── Task input

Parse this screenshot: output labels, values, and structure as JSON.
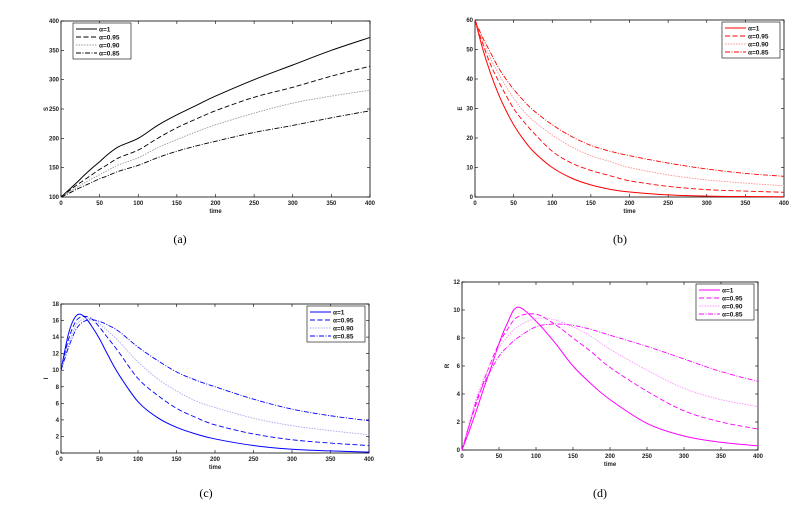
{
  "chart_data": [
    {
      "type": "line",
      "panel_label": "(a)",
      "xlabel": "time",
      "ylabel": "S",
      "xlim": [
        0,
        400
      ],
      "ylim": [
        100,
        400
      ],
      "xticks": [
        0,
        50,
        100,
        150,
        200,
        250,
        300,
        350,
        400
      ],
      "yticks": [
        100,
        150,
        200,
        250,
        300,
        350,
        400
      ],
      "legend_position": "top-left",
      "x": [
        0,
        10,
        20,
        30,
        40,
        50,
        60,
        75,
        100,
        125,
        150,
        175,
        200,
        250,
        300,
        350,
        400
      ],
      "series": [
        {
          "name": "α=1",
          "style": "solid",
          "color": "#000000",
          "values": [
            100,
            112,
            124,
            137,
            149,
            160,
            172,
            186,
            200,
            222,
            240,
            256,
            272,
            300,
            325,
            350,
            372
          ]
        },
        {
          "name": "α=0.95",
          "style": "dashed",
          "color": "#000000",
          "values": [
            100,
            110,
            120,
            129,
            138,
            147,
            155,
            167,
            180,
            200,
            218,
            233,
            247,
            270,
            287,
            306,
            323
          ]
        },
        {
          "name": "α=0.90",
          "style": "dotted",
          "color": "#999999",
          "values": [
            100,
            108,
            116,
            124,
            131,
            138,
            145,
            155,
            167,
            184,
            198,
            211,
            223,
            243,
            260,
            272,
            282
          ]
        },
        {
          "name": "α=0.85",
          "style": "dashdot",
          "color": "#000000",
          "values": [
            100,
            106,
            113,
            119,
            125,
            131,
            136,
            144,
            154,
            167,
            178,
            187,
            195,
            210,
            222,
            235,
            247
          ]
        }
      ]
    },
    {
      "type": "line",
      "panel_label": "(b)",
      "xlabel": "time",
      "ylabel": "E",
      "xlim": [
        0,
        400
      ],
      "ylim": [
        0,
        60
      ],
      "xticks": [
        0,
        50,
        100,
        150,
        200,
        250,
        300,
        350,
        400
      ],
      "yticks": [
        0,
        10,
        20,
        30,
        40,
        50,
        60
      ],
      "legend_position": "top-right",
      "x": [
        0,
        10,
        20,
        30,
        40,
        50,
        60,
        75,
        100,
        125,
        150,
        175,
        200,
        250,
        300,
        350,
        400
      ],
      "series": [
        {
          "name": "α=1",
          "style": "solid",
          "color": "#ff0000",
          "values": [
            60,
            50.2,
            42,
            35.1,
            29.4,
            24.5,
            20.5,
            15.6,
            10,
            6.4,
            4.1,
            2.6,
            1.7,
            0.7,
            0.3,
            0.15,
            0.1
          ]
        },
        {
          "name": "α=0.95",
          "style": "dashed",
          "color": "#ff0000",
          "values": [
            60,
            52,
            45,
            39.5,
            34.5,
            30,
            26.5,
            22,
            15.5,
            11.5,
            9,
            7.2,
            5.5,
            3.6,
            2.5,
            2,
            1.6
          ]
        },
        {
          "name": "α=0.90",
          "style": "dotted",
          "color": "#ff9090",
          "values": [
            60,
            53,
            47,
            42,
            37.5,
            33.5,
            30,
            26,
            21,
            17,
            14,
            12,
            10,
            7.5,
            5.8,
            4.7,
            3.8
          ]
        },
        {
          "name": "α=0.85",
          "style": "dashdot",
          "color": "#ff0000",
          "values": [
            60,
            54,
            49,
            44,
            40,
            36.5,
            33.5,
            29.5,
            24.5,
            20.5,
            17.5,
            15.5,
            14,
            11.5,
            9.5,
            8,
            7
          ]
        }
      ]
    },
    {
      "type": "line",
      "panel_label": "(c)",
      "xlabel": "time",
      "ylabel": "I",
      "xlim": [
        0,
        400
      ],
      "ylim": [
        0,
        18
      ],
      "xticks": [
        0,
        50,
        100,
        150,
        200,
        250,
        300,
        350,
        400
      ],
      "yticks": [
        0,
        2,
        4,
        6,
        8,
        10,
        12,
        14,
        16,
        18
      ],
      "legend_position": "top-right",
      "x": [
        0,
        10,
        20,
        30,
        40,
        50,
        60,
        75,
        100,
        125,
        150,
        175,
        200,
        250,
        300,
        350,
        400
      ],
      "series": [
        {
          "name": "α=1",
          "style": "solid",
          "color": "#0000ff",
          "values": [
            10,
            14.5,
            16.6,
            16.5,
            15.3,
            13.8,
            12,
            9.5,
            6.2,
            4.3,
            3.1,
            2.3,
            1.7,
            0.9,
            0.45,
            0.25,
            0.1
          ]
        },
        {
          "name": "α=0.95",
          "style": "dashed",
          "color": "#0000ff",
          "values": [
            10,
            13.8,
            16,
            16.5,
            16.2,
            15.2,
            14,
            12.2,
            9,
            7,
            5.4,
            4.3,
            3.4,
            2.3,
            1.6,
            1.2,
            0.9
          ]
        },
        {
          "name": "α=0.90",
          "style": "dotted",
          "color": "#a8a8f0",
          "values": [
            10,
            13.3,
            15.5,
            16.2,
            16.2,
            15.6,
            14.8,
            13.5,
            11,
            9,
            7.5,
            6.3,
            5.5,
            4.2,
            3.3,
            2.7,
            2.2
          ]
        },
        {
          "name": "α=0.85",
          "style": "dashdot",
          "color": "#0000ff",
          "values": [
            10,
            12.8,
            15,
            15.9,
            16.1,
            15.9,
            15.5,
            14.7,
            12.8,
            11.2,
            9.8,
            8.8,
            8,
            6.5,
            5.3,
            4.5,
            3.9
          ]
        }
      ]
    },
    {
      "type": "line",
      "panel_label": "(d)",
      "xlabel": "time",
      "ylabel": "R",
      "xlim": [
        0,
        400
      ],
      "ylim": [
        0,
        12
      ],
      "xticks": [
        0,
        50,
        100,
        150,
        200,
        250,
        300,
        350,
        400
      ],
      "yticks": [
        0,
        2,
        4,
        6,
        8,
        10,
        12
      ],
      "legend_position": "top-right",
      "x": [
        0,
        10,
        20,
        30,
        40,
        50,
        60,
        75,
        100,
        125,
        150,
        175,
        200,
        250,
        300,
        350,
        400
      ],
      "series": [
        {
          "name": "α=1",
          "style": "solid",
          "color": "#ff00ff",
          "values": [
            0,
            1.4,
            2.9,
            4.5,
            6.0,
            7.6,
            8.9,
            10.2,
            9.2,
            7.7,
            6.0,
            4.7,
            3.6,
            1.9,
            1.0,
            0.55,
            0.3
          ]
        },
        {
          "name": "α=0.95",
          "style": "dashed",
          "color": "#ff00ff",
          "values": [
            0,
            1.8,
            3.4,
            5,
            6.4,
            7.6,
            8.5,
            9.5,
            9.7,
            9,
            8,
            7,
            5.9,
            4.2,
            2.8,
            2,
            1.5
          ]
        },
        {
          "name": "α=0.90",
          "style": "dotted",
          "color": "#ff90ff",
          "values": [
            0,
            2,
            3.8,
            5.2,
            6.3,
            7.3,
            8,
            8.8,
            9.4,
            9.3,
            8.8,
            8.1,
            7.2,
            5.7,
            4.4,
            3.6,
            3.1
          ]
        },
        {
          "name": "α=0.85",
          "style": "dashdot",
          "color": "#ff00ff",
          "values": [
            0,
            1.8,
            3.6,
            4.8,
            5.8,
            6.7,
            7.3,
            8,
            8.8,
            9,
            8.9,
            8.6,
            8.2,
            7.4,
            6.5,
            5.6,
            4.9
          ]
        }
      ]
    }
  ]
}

────

* [Written exercise]: All the records above need to be given again word for word. Skip the pictures.

* [The reply]:
Parse this screenshot: output labels, values, and structure as JSON.
{
  "chart_data": [
    {
      "type": "line",
      "panel_label": "(a)",
      "xlabel": "time",
      "ylabel": "S",
      "xlim": [
        0,
        400
      ],
      "ylim": [
        100,
        400
      ],
      "xticks": [
        0,
        50,
        100,
        150,
        200,
        250,
        300,
        350,
        400
      ],
      "yticks": [
        100,
        150,
        200,
        250,
        300,
        350,
        400
      ],
      "legend_position": "top-left",
      "x": [
        0,
        10,
        20,
        30,
        40,
        50,
        60,
        75,
        100,
        125,
        150,
        175,
        200,
        250,
        300,
        350,
        400
      ],
      "series": [
        {
          "name": "α=1",
          "style": "solid",
          "color": "#000000",
          "values": [
            100,
            112,
            124,
            137,
            149,
            160,
            172,
            186,
            200,
            222,
            240,
            256,
            272,
            300,
            325,
            350,
            372
          ]
        },
        {
          "name": "α=0.95",
          "style": "dashed",
          "color": "#000000",
          "values": [
            100,
            110,
            120,
            129,
            138,
            147,
            155,
            167,
            180,
            200,
            218,
            233,
            247,
            270,
            287,
            306,
            323
          ]
        },
        {
          "name": "α=0.90",
          "style": "dotted",
          "color": "#999999",
          "values": [
            100,
            108,
            116,
            124,
            131,
            138,
            145,
            155,
            167,
            184,
            198,
            211,
            223,
            243,
            260,
            272,
            282
          ]
        },
        {
          "name": "α=0.85",
          "style": "dashdot",
          "color": "#000000",
          "values": [
            100,
            106,
            113,
            119,
            125,
            131,
            136,
            144,
            154,
            167,
            178,
            187,
            195,
            210,
            222,
            235,
            247
          ]
        }
      ]
    },
    {
      "type": "line",
      "panel_label": "(b)",
      "xlabel": "time",
      "ylabel": "E",
      "xlim": [
        0,
        400
      ],
      "ylim": [
        0,
        60
      ],
      "xticks": [
        0,
        50,
        100,
        150,
        200,
        250,
        300,
        350,
        400
      ],
      "yticks": [
        0,
        10,
        20,
        30,
        40,
        50,
        60
      ],
      "legend_position": "top-right",
      "x": [
        0,
        10,
        20,
        30,
        40,
        50,
        60,
        75,
        100,
        125,
        150,
        175,
        200,
        250,
        300,
        350,
        400
      ],
      "series": [
        {
          "name": "α=1",
          "style": "solid",
          "color": "#ff0000",
          "values": [
            60,
            50.2,
            42,
            35.1,
            29.4,
            24.5,
            20.5,
            15.6,
            10,
            6.4,
            4.1,
            2.6,
            1.7,
            0.7,
            0.3,
            0.15,
            0.1
          ]
        },
        {
          "name": "α=0.95",
          "style": "dashed",
          "color": "#ff0000",
          "values": [
            60,
            52,
            45,
            39.5,
            34.5,
            30,
            26.5,
            22,
            15.5,
            11.5,
            9,
            7.2,
            5.5,
            3.6,
            2.5,
            2,
            1.6
          ]
        },
        {
          "name": "α=0.90",
          "style": "dotted",
          "color": "#ff9090",
          "values": [
            60,
            53,
            47,
            42,
            37.5,
            33.5,
            30,
            26,
            21,
            17,
            14,
            12,
            10,
            7.5,
            5.8,
            4.7,
            3.8
          ]
        },
        {
          "name": "α=0.85",
          "style": "dashdot",
          "color": "#ff0000",
          "values": [
            60,
            54,
            49,
            44,
            40,
            36.5,
            33.5,
            29.5,
            24.5,
            20.5,
            17.5,
            15.5,
            14,
            11.5,
            9.5,
            8,
            7
          ]
        }
      ]
    },
    {
      "type": "line",
      "panel_label": "(c)",
      "xlabel": "time",
      "ylabel": "I",
      "xlim": [
        0,
        400
      ],
      "ylim": [
        0,
        18
      ],
      "xticks": [
        0,
        50,
        100,
        150,
        200,
        250,
        300,
        350,
        400
      ],
      "yticks": [
        0,
        2,
        4,
        6,
        8,
        10,
        12,
        14,
        16,
        18
      ],
      "legend_position": "top-right",
      "x": [
        0,
        10,
        20,
        30,
        40,
        50,
        60,
        75,
        100,
        125,
        150,
        175,
        200,
        250,
        300,
        350,
        400
      ],
      "series": [
        {
          "name": "α=1",
          "style": "solid",
          "color": "#0000ff",
          "values": [
            10,
            14.5,
            16.6,
            16.5,
            15.3,
            13.8,
            12,
            9.5,
            6.2,
            4.3,
            3.1,
            2.3,
            1.7,
            0.9,
            0.45,
            0.25,
            0.1
          ]
        },
        {
          "name": "α=0.95",
          "style": "dashed",
          "color": "#0000ff",
          "values": [
            10,
            13.8,
            16,
            16.5,
            16.2,
            15.2,
            14,
            12.2,
            9,
            7,
            5.4,
            4.3,
            3.4,
            2.3,
            1.6,
            1.2,
            0.9
          ]
        },
        {
          "name": "α=0.90",
          "style": "dotted",
          "color": "#a8a8f0",
          "values": [
            10,
            13.3,
            15.5,
            16.2,
            16.2,
            15.6,
            14.8,
            13.5,
            11,
            9,
            7.5,
            6.3,
            5.5,
            4.2,
            3.3,
            2.7,
            2.2
          ]
        },
        {
          "name": "α=0.85",
          "style": "dashdot",
          "color": "#0000ff",
          "values": [
            10,
            12.8,
            15,
            15.9,
            16.1,
            15.9,
            15.5,
            14.7,
            12.8,
            11.2,
            9.8,
            8.8,
            8,
            6.5,
            5.3,
            4.5,
            3.9
          ]
        }
      ]
    },
    {
      "type": "line",
      "panel_label": "(d)",
      "xlabel": "time",
      "ylabel": "R",
      "xlim": [
        0,
        400
      ],
      "ylim": [
        0,
        12
      ],
      "xticks": [
        0,
        50,
        100,
        150,
        200,
        250,
        300,
        350,
        400
      ],
      "yticks": [
        0,
        2,
        4,
        6,
        8,
        10,
        12
      ],
      "legend_position": "top-right",
      "x": [
        0,
        10,
        20,
        30,
        40,
        50,
        60,
        75,
        100,
        125,
        150,
        175,
        200,
        250,
        300,
        350,
        400
      ],
      "series": [
        {
          "name": "α=1",
          "style": "solid",
          "color": "#ff00ff",
          "values": [
            0,
            1.4,
            2.9,
            4.5,
            6.0,
            7.6,
            8.9,
            10.2,
            9.2,
            7.7,
            6.0,
            4.7,
            3.6,
            1.9,
            1.0,
            0.55,
            0.3
          ]
        },
        {
          "name": "α=0.95",
          "style": "dashed",
          "color": "#ff00ff",
          "values": [
            0,
            1.8,
            3.4,
            5,
            6.4,
            7.6,
            8.5,
            9.5,
            9.7,
            9,
            8,
            7,
            5.9,
            4.2,
            2.8,
            2,
            1.5
          ]
        },
        {
          "name": "α=0.90",
          "style": "dotted",
          "color": "#ff90ff",
          "values": [
            0,
            2,
            3.8,
            5.2,
            6.3,
            7.3,
            8,
            8.8,
            9.4,
            9.3,
            8.8,
            8.1,
            7.2,
            5.7,
            4.4,
            3.6,
            3.1
          ]
        },
        {
          "name": "α=0.85",
          "style": "dashdot",
          "color": "#ff00ff",
          "values": [
            0,
            1.8,
            3.6,
            4.8,
            5.8,
            6.7,
            7.3,
            8,
            8.8,
            9,
            8.9,
            8.6,
            8.2,
            7.4,
            6.5,
            5.6,
            4.9
          ]
        }
      ]
    }
  ]
}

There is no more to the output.